--- BEGIN DATASET CONTENT ---

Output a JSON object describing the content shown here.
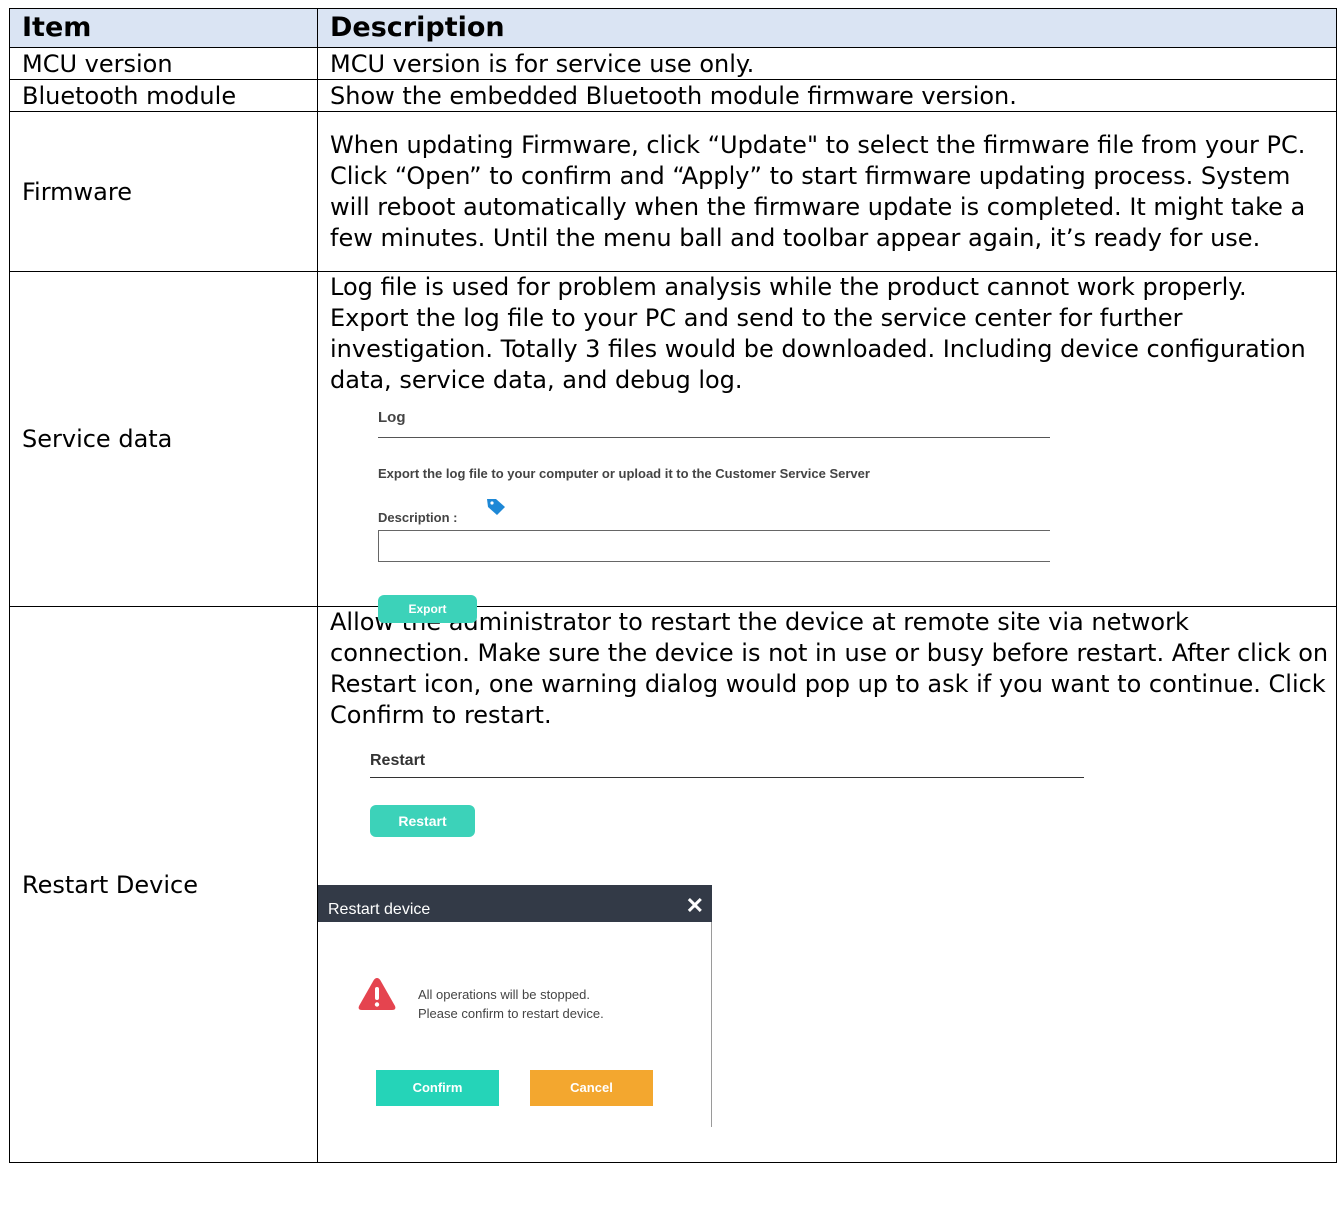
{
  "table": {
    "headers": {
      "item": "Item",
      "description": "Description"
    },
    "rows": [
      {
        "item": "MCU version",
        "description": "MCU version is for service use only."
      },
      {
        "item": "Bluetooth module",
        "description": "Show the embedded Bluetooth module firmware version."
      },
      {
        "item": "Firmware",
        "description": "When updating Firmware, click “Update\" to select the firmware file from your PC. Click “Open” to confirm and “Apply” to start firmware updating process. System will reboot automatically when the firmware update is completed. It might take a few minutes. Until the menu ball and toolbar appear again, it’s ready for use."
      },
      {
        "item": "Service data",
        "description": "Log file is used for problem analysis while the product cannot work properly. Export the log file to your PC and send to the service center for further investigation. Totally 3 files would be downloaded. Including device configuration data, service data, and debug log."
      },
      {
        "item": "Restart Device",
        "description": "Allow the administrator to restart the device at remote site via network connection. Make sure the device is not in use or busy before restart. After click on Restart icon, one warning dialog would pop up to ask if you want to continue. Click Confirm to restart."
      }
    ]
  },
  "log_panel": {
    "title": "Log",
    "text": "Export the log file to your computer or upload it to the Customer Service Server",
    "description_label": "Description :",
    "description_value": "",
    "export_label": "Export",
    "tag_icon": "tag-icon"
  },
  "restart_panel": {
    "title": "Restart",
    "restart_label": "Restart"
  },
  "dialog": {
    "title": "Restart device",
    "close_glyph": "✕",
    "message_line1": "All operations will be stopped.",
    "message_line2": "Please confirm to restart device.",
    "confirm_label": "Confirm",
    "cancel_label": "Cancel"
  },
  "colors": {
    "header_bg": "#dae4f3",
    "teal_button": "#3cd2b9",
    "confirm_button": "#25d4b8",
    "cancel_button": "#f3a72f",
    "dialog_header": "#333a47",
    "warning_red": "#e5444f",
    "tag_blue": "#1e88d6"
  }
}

--- END DATASET CONTENT ---

▶ _EXERCISE_
Track down the lines that include the word "icon" and copy them.

▶ _WRITTEN SOLUTION_
        "description": "Allow the administrator to restart the device at remote site via network connection. Make sure the device is not in use or busy before restart. After click on Restart icon, one warning dialog would pop up to ask if you want to continue. Click Confirm to restart."
    "tag_icon": "tag-icon"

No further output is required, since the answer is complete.